Identify the lines that contain the word "this", then copy them.
>> BEGIN Data excerpts
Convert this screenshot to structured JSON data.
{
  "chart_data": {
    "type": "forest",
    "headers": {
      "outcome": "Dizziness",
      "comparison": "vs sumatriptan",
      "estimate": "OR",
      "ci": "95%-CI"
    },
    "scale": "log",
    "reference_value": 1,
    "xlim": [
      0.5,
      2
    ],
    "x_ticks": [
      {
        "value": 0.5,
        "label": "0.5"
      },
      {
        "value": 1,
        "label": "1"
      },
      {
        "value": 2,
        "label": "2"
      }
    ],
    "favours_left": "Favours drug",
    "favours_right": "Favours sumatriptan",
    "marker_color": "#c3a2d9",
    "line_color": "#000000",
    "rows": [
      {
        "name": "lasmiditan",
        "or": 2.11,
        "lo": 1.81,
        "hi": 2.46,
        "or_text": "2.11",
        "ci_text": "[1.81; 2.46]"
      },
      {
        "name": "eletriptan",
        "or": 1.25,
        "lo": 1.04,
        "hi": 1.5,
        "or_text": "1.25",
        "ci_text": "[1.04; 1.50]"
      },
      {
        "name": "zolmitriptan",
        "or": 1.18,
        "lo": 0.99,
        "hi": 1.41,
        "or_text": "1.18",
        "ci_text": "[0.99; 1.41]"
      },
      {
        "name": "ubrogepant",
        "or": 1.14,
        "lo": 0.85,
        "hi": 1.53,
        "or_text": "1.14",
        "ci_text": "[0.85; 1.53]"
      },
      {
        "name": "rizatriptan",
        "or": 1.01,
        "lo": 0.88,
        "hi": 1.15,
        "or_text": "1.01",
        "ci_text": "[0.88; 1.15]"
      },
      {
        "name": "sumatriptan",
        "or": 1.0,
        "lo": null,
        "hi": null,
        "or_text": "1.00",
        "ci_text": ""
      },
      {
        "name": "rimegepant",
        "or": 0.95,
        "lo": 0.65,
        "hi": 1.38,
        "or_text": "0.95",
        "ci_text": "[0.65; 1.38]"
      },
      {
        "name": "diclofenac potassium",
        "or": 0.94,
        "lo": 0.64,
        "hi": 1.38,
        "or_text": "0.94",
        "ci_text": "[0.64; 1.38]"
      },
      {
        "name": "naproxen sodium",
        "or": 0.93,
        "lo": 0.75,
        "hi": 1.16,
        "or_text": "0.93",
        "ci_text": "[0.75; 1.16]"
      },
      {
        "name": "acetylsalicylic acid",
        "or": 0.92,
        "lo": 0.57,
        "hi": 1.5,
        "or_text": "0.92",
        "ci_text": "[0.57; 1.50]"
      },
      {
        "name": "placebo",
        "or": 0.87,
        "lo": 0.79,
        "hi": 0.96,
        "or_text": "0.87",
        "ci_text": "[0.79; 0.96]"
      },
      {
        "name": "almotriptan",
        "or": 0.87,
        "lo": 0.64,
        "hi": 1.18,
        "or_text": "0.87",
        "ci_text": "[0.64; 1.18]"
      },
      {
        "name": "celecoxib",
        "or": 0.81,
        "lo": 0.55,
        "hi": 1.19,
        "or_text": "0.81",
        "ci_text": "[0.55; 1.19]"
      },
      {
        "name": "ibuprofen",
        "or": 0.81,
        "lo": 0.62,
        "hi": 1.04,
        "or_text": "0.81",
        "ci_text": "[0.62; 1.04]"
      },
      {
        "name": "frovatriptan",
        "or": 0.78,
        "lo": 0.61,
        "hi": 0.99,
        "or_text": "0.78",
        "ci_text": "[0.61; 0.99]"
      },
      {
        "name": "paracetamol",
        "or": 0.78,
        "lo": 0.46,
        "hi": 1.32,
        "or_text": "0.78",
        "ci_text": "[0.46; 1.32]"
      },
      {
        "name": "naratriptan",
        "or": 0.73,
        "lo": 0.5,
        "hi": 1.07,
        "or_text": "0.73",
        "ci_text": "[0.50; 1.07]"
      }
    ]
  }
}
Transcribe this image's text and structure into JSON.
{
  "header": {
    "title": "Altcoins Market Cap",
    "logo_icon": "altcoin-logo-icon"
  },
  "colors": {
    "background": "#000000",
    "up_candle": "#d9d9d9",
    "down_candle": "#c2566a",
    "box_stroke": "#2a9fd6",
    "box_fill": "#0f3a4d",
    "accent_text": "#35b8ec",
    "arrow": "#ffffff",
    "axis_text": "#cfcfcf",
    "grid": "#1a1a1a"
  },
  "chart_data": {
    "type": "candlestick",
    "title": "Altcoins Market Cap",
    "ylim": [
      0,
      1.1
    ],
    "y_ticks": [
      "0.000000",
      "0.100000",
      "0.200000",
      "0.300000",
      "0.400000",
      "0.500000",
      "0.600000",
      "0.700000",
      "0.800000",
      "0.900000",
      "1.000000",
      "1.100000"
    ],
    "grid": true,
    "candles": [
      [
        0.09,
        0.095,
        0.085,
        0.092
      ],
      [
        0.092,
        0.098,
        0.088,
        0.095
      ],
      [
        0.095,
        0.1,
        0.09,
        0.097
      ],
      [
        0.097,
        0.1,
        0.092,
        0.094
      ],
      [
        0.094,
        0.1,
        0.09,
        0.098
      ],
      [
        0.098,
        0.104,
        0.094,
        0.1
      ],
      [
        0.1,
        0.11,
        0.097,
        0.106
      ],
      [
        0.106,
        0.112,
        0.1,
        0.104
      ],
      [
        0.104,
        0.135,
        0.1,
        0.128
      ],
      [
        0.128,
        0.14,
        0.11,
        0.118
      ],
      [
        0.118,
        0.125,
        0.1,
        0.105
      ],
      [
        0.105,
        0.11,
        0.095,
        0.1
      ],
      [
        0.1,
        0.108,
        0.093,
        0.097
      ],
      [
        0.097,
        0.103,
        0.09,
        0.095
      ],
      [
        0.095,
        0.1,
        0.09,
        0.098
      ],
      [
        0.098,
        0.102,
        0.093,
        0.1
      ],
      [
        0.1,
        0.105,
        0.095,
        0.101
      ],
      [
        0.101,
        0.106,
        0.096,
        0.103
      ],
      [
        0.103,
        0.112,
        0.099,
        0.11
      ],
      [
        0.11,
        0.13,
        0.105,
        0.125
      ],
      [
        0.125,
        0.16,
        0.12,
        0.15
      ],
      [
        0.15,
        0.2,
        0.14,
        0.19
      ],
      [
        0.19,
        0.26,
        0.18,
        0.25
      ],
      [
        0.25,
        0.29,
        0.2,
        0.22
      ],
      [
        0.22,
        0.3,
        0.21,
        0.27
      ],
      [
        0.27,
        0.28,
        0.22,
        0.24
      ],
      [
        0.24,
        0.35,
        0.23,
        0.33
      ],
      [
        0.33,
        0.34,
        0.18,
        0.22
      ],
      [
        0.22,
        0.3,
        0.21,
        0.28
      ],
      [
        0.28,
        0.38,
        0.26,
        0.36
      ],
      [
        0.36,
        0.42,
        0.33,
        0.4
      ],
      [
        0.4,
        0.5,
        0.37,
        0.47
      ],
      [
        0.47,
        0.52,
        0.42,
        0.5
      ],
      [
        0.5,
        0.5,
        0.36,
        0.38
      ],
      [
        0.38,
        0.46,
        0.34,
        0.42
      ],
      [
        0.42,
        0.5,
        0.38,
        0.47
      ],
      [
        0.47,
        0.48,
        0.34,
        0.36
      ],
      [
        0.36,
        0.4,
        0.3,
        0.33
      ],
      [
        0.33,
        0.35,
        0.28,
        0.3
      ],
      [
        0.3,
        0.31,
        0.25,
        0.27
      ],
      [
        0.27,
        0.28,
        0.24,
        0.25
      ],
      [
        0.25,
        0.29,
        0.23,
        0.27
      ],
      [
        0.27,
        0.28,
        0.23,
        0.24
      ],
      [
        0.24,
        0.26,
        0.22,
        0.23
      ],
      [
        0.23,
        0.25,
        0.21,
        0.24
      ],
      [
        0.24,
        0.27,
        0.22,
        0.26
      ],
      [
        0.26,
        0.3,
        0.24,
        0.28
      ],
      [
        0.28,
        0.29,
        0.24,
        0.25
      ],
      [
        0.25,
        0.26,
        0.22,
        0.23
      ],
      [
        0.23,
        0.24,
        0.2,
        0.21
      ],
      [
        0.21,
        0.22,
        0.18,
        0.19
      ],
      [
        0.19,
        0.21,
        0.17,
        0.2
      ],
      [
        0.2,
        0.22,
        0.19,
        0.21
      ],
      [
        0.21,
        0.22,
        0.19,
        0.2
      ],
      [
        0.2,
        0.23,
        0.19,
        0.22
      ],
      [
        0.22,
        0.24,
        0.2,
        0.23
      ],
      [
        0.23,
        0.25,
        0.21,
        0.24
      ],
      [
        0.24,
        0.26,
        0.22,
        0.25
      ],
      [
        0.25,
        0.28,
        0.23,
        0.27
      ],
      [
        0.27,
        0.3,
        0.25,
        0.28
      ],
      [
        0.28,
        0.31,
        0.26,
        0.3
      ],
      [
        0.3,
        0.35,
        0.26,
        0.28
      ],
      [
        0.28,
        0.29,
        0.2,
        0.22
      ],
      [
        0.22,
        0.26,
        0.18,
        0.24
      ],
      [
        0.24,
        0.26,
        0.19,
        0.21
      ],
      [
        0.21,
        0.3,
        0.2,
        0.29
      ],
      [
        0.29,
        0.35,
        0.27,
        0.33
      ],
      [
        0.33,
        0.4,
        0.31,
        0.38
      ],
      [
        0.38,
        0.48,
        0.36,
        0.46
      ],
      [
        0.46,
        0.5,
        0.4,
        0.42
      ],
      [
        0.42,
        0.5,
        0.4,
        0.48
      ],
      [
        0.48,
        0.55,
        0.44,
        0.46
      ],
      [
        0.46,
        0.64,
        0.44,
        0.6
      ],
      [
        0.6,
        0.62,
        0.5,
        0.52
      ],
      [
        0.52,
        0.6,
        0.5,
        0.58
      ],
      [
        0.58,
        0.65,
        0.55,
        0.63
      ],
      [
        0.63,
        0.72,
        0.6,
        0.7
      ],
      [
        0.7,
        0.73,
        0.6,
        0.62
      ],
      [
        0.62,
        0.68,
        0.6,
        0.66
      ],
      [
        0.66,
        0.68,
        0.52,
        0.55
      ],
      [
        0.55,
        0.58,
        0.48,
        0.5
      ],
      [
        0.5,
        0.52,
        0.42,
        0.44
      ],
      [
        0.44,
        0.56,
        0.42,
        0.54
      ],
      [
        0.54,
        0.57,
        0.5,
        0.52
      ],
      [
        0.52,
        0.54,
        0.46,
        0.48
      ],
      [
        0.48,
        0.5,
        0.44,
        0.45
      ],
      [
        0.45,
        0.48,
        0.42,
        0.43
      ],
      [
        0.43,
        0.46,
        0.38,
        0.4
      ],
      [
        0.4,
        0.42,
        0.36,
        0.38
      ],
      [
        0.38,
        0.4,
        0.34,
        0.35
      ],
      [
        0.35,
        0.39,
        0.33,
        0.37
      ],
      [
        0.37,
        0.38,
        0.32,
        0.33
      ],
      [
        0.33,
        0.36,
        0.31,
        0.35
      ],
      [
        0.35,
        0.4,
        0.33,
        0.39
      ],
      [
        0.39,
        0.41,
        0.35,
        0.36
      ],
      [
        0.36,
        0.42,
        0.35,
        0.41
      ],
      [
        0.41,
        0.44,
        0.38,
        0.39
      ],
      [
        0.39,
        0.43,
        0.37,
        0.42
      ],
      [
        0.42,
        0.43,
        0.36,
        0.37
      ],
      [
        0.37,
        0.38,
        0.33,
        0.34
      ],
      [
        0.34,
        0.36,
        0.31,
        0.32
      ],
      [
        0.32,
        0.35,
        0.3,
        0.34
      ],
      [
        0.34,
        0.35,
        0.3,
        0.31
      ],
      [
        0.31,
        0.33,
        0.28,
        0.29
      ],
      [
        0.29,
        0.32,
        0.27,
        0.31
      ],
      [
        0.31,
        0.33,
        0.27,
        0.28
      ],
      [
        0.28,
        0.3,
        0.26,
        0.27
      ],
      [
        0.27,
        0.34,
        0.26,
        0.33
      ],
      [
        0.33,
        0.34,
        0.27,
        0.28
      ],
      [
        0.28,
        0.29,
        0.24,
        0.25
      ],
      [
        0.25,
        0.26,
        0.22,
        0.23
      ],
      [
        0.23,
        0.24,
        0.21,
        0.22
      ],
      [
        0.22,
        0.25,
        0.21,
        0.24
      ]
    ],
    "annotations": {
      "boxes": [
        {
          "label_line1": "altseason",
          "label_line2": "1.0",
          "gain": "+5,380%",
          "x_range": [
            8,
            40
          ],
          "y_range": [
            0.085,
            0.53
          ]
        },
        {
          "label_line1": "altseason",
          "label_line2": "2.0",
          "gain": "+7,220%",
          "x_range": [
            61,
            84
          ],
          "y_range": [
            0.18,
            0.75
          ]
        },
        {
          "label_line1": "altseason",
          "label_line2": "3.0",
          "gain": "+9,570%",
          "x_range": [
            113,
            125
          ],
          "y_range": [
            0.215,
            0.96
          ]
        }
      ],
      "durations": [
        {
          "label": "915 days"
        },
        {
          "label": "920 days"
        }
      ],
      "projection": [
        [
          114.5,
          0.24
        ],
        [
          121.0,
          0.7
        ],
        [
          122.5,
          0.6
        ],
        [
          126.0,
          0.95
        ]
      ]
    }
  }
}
>> END Data excerpts
**Worked solution:**
Convert this screenshot to structured JSON data.
Transcribe this image's text and structure into JSON.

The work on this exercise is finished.